▶ Source
□ □ □ □
Last month the first a bitcoin-linked exchange traded fund (ETF) was finally launched, becoming the fastest ever ETF to reach US$1 billion of assets.3 An ETF which directly owns Bitcoin (rather than Bitcoin futures) still awaits approval from the U.S. regulator, the Securities and Exchange Commission (SEC).

Blockchain – the underlying technology

Bitcoin is underpinned by blockchain. For many, blockchain is a difficult field to get comfortable with because it sits somewhere between economics, cryptography/database construction, theoretical statistics, and sometimes even philosophy— academic disciplines of which few people have a combined understanding. It is also surrounded by a huge amount of noise from fringe libertarian followers, and the system is rife with hype from fraudsters. Whilst blockchain was initially a consumer-led innovation, dismissed by professional investors and regulators, a recently renamed social media company’s 2019 digital currency project was a turning point; the potential of a well-funded company with over a billion users to create a more or less instantly scaled, systemically important private currency was a wake-up call.

Without getting into how blockchains work, the key concept is that they are a new type of database architecture with the potential to disintermediate many existing business models, particularly, but not exclusively, in financial services. This new database structure facilitates the transfer of value between parties over the internet without a central authority. It also allows for the creation of automatically-executing ‘smart’ contracts and programmable money—which we explain later. Its presence and properties could theoretically lower the costs of verification and network construction in the economy.
□ □ □ □
▶ Supplied data
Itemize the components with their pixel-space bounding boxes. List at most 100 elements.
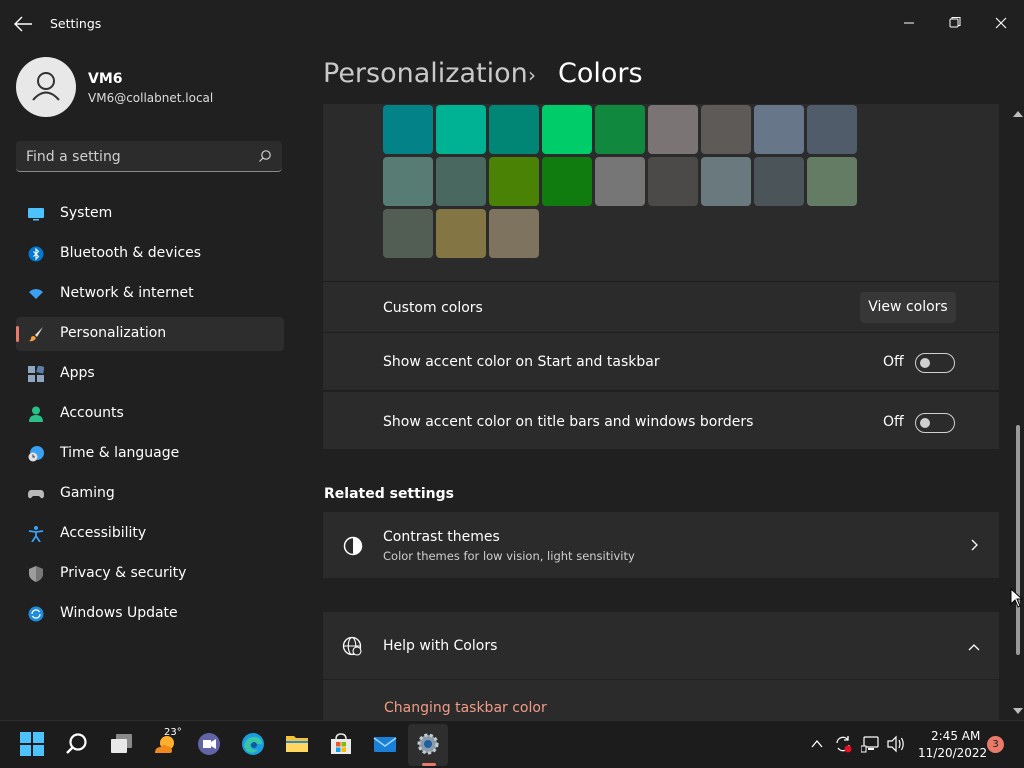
□ □ □ □
▶ Set of tasks
(1) Which fields does the blockchain passage say blockchain sits between?
(2) Can you quote the blockchain passage from "Bitcoin is underpinned" up to and including "a wake-up call."?
The listing above is separate from the blockchain passage.

▶ Per-task outputs
(1)
- Economics
- Cryptography/database construction
- Theoretical statistics
- Philosophy

(2)
Bitcoin is underpinned by blockchain. For many, blockchain is a difficult field to get comfortable with because it sits somewhere between economics, cryptography/database construction, theoretical statistics, and sometimes even philosophy— academic disciplines of which few people have a combined understanding. It is also surrounded by a huge amount of noise from fringe libertarian followers, and the system is rife with hype from fraudsters. Whilst blockchain was initially a consumer-led innovation, dismissed by professional investors and regulators, a recently renamed social media company’s 2019 digital currency project was a turning point; the potential of a well-funded company with over a billion users to create a more or less instantly scaled, systemically important private currency was a wake-up call.